____ STORED RECORDS

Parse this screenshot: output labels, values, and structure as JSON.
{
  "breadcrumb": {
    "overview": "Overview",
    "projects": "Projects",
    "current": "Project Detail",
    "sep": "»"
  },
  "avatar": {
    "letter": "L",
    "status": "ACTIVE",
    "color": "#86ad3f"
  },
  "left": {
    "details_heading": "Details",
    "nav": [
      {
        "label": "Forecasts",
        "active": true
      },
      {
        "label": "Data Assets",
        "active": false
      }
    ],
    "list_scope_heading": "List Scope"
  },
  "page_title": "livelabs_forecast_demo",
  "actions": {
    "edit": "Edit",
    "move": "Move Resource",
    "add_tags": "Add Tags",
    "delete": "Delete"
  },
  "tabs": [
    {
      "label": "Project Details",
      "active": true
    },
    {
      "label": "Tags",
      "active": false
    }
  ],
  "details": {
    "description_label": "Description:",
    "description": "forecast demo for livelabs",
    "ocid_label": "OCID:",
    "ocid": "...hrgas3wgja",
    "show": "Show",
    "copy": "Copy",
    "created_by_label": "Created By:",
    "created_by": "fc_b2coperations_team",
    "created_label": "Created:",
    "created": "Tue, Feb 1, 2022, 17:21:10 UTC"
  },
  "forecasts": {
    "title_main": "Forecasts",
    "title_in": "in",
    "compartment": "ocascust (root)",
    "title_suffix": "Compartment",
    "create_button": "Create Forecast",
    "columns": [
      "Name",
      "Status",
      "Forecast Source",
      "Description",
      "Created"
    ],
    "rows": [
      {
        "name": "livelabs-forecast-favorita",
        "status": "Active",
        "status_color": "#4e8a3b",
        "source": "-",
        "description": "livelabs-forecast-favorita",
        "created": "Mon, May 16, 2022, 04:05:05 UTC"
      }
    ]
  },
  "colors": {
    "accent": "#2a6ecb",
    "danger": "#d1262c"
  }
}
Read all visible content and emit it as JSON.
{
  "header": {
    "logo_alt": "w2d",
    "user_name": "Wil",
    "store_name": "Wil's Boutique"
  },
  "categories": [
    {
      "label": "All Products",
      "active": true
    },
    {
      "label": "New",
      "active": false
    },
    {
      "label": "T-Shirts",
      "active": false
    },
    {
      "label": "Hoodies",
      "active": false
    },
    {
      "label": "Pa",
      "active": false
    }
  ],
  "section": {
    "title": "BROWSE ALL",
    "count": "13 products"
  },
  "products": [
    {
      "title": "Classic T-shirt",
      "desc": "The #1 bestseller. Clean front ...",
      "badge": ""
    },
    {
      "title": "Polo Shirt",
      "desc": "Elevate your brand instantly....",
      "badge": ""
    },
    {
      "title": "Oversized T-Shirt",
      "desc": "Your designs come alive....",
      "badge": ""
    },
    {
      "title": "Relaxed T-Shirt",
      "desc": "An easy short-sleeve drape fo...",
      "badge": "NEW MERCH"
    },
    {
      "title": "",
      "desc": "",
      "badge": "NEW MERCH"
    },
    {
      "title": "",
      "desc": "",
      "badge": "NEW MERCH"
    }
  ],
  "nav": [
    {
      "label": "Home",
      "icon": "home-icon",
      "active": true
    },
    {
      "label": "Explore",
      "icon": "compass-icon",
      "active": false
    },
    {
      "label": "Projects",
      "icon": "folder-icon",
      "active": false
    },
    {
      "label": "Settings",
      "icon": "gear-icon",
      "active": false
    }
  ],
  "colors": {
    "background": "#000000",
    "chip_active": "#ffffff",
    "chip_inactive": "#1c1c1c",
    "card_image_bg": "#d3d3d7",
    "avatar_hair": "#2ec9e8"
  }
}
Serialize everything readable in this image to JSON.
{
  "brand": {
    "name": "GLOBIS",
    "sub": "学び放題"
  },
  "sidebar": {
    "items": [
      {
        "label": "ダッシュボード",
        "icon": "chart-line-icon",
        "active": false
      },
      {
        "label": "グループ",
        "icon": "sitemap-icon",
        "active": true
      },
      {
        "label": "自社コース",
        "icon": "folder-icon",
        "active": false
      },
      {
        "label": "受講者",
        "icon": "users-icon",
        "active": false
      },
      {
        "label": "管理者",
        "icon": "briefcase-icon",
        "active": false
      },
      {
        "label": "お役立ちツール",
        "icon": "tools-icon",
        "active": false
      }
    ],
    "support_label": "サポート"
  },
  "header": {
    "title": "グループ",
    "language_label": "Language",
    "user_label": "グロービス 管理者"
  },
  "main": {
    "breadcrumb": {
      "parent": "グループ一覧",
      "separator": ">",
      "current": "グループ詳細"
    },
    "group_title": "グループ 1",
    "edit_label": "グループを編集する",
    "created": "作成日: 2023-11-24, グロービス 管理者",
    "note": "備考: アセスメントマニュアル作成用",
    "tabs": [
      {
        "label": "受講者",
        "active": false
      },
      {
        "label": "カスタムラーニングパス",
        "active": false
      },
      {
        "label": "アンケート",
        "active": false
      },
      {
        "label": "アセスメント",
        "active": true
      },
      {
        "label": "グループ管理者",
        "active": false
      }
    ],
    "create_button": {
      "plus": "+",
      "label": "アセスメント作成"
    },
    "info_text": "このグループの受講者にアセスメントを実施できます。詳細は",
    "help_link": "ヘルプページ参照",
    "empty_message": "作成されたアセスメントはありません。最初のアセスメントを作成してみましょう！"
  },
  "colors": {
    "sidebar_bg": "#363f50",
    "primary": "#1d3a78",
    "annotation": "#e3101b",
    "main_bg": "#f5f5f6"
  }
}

________

PROBLEM DETAILS:
Find the word "this" and list each line it appears in.

FINISHED ANSWER:
Parse this screenshot: output labels, values, and structure as JSON.
Serialize everything readable in this image to JSON.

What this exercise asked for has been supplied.